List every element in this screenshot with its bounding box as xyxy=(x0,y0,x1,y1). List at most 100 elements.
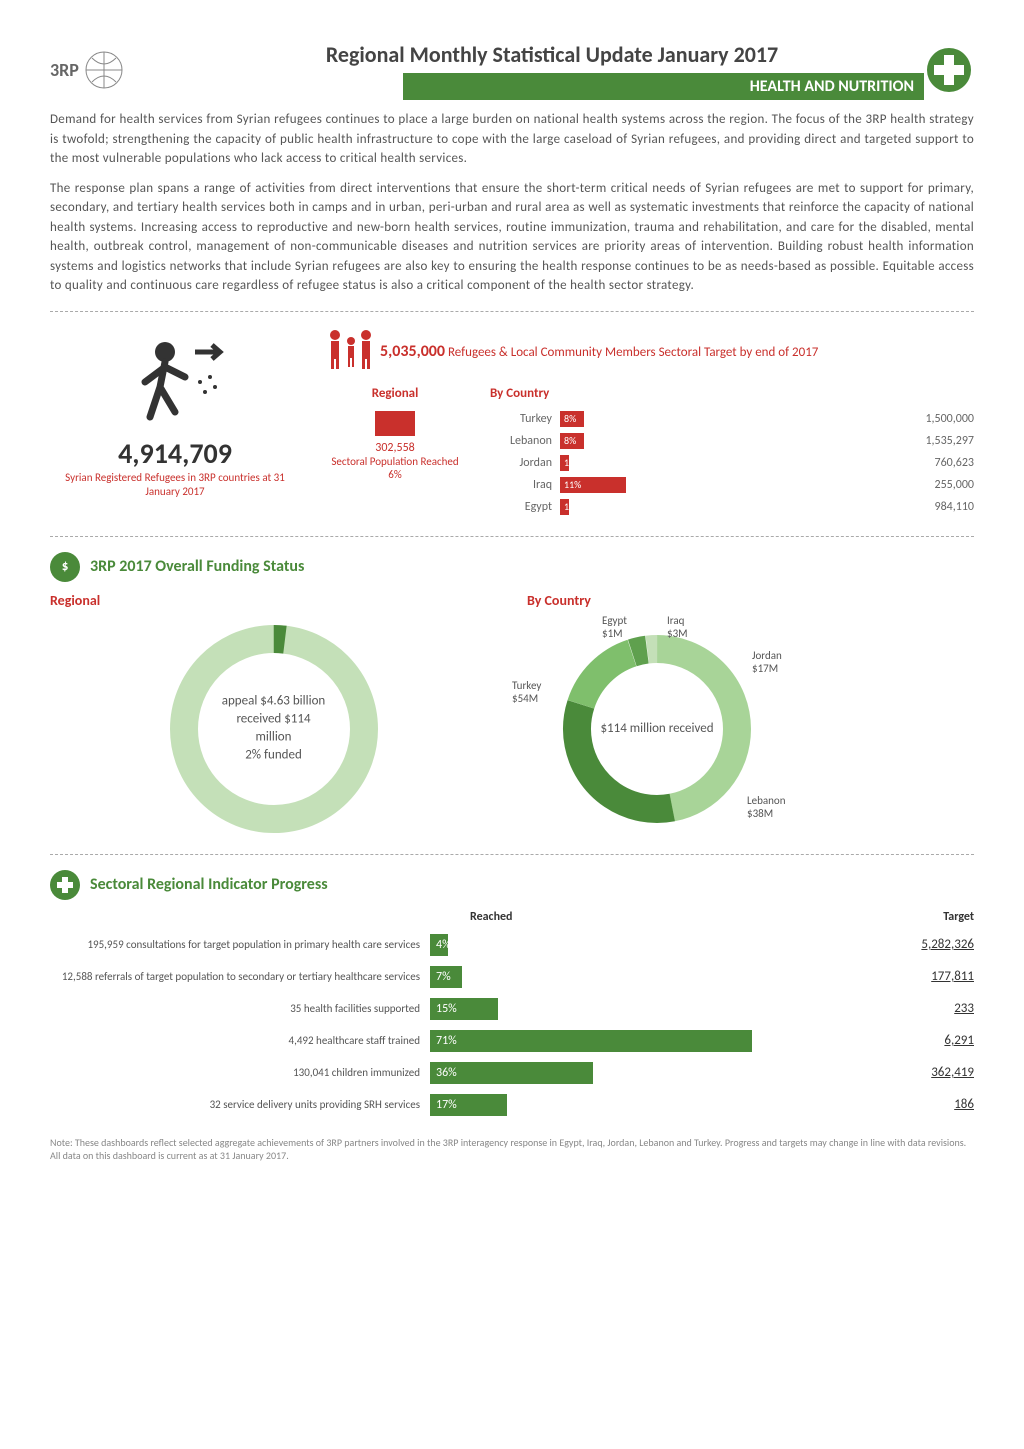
indicator-label: 12,588 referrals of target population to… xyxy=(50,970,430,983)
target-header: Target xyxy=(943,910,974,924)
funding-bycountry-title: By Country xyxy=(527,592,974,609)
funding-bycountry: By Country $114 million received Egypt$1… xyxy=(527,592,974,839)
globe-icon xyxy=(84,50,124,90)
health-section-icon xyxy=(50,870,80,900)
funding-regional: Regional appeal $4.63 billion received $… xyxy=(50,592,497,839)
country-value: 1,535,297 xyxy=(884,434,974,448)
country-name: Lebanon xyxy=(490,434,560,448)
country-bar-wrap: 1% xyxy=(560,499,884,515)
country-value: 984,110 xyxy=(884,500,974,514)
indicator-bar: 4% xyxy=(430,934,448,956)
indicator-bar: 17% xyxy=(430,1094,507,1116)
indicator-bar-wrap: 36% xyxy=(430,1062,884,1084)
indicator-bar: 71% xyxy=(430,1030,752,1052)
target-label: Refugees & Local Community Members Secto… xyxy=(448,345,818,360)
funding-regional-title: Regional xyxy=(50,592,497,609)
indicator-bar-wrap: 71% xyxy=(430,1030,884,1052)
country-bar-wrap: 8% xyxy=(560,433,884,449)
country-row: Jordan 1% 760,623 xyxy=(490,455,974,471)
health-icon xyxy=(924,45,974,95)
regional-label: Sectoral Population Reached xyxy=(320,455,470,468)
target-text: 5,035,000 Refugees & Local Community Mem… xyxy=(380,342,974,361)
country-row: Iraq 11% 255,000 xyxy=(490,477,974,493)
indicator-row: 130,041 children immunized 36% 362,419 xyxy=(50,1062,974,1084)
indicator-target: 362,419 xyxy=(884,1065,974,1080)
refugee-subtitle: Syrian Registered Refugees in 3RP countr… xyxy=(60,471,290,500)
indicator-target: 186 xyxy=(884,1097,974,1112)
donut-label-egypt: Egypt$1M xyxy=(602,614,627,640)
country-row: Turkey 8% 1,500,000 xyxy=(490,411,974,427)
funding-row: Regional appeal $4.63 billion received $… xyxy=(50,592,974,839)
intro-para-1: Demand for health services from Syrian r… xyxy=(50,110,974,169)
indicator-label: 4,492 healthcare staff trained xyxy=(50,1034,430,1047)
country-bar-wrap: 1% xyxy=(560,455,884,471)
by-country-col: By Country Turkey 8% 1,500,000 Lebanon 8… xyxy=(490,386,974,521)
donut-label-jordan: Jordan$17M xyxy=(752,649,782,675)
indicator-row: 32 service delivery units providing SRH … xyxy=(50,1094,974,1116)
indicator-section-header: Sectoral Regional Indicator Progress xyxy=(50,870,974,900)
reached-header: Reached xyxy=(470,910,513,924)
indicator-label: 195,959 consultations for target populat… xyxy=(50,938,430,951)
stats-row: 4,914,709 Syrian Registered Refugees in … xyxy=(50,327,974,521)
country-name: Jordan xyxy=(490,456,560,470)
footnote: Note: These dashboards reflect selected … xyxy=(50,1136,974,1162)
indicator-target: 177,811 xyxy=(884,969,974,984)
divider xyxy=(50,311,974,312)
indicator-row: 12,588 referrals of target population to… xyxy=(50,966,974,988)
family-icon xyxy=(320,327,380,376)
logo-3rp: 3RP xyxy=(50,40,180,100)
divider xyxy=(50,536,974,537)
dollar-icon: $ xyxy=(50,552,80,582)
regional-pct: 6% xyxy=(320,468,470,481)
country-name: Iraq xyxy=(490,478,560,492)
regional-title: Regional xyxy=(320,386,470,401)
indicator-row: 4,492 healthcare staff trained 71% 6,291 xyxy=(50,1030,974,1052)
donut-label-iraq: Iraq$3M xyxy=(667,614,688,640)
funded-text: 2% funded xyxy=(219,747,329,765)
indicator-title: Sectoral Regional Indicator Progress xyxy=(90,875,328,894)
refugee-total-block: 4,914,709 Syrian Registered Refugees in … xyxy=(50,327,300,510)
country-bar: 8% xyxy=(560,411,584,427)
country-bar-wrap: 8% xyxy=(560,411,884,427)
indicator-target: 6,291 xyxy=(884,1033,974,1048)
country-bar: 1% xyxy=(560,455,569,471)
funding-title: 3RP 2017 Overall Funding Status xyxy=(90,557,304,576)
indicator-target: 5,282,326 xyxy=(884,937,974,952)
indicator-label: 32 service delivery units providing SRH … xyxy=(50,1098,430,1111)
page-title: Regional Monthly Statistical Update Janu… xyxy=(180,41,924,68)
refugee-total: 4,914,709 xyxy=(60,436,290,471)
indicator-target: 233 xyxy=(884,1001,974,1016)
country-value: 760,623 xyxy=(884,456,974,470)
country-bar: 11% xyxy=(560,477,626,493)
donut-center-text: appeal $4.63 billion received $114 milli… xyxy=(219,692,329,765)
logo-text: 3RP xyxy=(50,59,79,81)
funding-section-header: $ 3RP 2017 Overall Funding Status xyxy=(50,552,974,582)
country-row: Lebanon 8% 1,535,297 xyxy=(490,433,974,449)
country-bar: 8% xyxy=(560,433,584,449)
indicator-headers: Reached Target xyxy=(50,910,974,924)
country-name: Turkey xyxy=(490,412,560,426)
indicator-bar-wrap: 17% xyxy=(430,1094,884,1116)
donut-label-lebanon: Lebanon$38M xyxy=(747,794,786,820)
country-value: 1,500,000 xyxy=(884,412,974,426)
country-donut: $114 million received Egypt$1M Iraq$3M J… xyxy=(527,619,787,839)
received-text: received $114 million xyxy=(219,710,329,746)
sectoral-target-block: 5,035,000 Refugees & Local Community Mem… xyxy=(320,327,974,521)
country-donut-center: $114 million received xyxy=(600,719,713,737)
country-value: 255,000 xyxy=(884,478,974,492)
bycountry-title: By Country xyxy=(490,386,974,401)
donut-label-turkey: Turkey$54M xyxy=(512,679,541,705)
indicator-bar-wrap: 4% xyxy=(430,934,884,956)
regional-donut: appeal $4.63 billion received $114 milli… xyxy=(164,619,384,839)
country-bar: 1% xyxy=(560,499,569,515)
divider xyxy=(50,854,974,855)
indicator-label: 130,041 children immunized xyxy=(50,1066,430,1079)
regional-value: 302,558 xyxy=(320,441,470,455)
indicator-bar: 7% xyxy=(430,966,462,988)
indicator-bar: 36% xyxy=(430,1062,593,1084)
country-name: Egypt xyxy=(490,500,560,514)
walking-person-icon xyxy=(120,337,230,427)
indicator-row: 35 health facilities supported 15% 233 xyxy=(50,998,974,1020)
header: 3RP Regional Monthly Statistical Update … xyxy=(50,40,974,100)
regional-col: Regional 302,558 Sectoral Population Rea… xyxy=(320,386,470,521)
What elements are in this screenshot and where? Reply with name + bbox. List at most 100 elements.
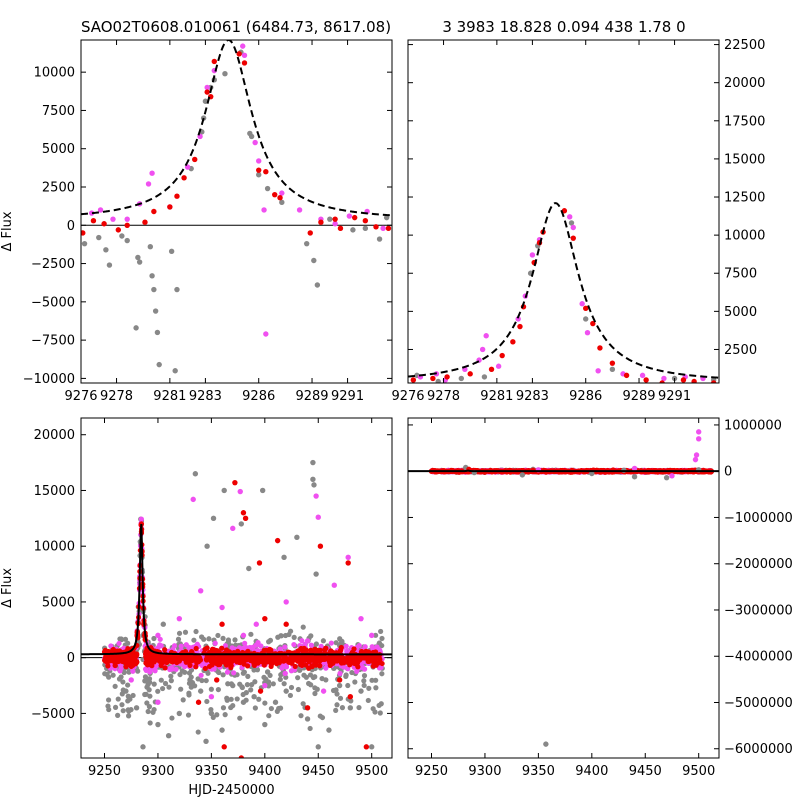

---+---

- Written problem -
Give the material from the line containing "indicator-label: 12,588 referrals" through the line containing "indicator-bar: 71% xyxy=(430,1030,752,1052)", both included, as a Markdown table with the columns Row and Line text, leaving out blank lines.

- Exercise output -
| Row | Line text |
|---|---|
| 1 | indicator-label: 12,588 referrals of target population to… xyxy=(50,970,430,983) |
| 2 | target-header: Target xyxy=(943,910,974,924) |
| 3 | funding-bycountry-title: By Country xyxy=(527,592,974,609) |
| 4 | funding-bycountry: By Country $114 million received Egypt$1… xyxy=(527,592,974,839) |
| 5 | globe-icon xyxy=(84,50,124,90) |
| 6 | health-section-icon xyxy=(50,870,80,900) |
| 7 | funding-regional: Regional appeal $4.63 billion received $… xyxy=(50,592,497,839) |
| 8 | country-value: 1,535,297 xyxy=(884,434,974,448) |
| 9 | country-name: Lebanon xyxy=(490,434,560,448) |
| 10 | country-bar-wrap: 1% xyxy=(560,499,884,515) |
| 11 | country-value: 984,110 xyxy=(884,500,974,514) |
| 12 | indicator-bar: 4% xyxy=(430,934,448,956) |
| 13 | indicator-bar: 17% xyxy=(430,1094,507,1116) |
| 14 | indicator-bar-wrap: 36% xyxy=(430,1062,884,1084) |
| 15 | indicator-bar: 71% xyxy=(430,1030,752,1052) |